→ **Task instructions**: How many of the lines below include "name"? Give the number and no other words.
━━━ Dataset excerpts
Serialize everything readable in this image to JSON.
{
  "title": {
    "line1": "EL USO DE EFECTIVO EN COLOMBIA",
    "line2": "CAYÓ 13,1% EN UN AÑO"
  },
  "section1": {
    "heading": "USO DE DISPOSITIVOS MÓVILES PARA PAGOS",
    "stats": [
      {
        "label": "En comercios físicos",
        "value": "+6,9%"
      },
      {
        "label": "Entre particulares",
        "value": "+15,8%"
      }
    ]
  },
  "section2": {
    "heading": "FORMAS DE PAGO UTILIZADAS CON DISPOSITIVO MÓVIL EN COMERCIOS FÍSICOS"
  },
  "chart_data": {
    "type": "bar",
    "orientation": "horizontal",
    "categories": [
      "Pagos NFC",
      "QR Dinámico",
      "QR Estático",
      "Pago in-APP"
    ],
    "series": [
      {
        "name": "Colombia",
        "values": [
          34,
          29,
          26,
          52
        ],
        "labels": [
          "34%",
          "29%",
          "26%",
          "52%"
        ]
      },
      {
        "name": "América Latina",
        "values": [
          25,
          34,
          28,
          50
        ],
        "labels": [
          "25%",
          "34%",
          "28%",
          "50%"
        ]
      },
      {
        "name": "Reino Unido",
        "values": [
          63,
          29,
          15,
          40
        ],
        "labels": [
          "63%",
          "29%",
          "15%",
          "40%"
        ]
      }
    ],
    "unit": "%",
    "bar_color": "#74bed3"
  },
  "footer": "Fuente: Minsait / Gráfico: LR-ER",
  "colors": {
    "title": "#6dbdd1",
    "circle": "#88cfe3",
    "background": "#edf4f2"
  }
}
━━━━━━
→ **Answer for the task**: 3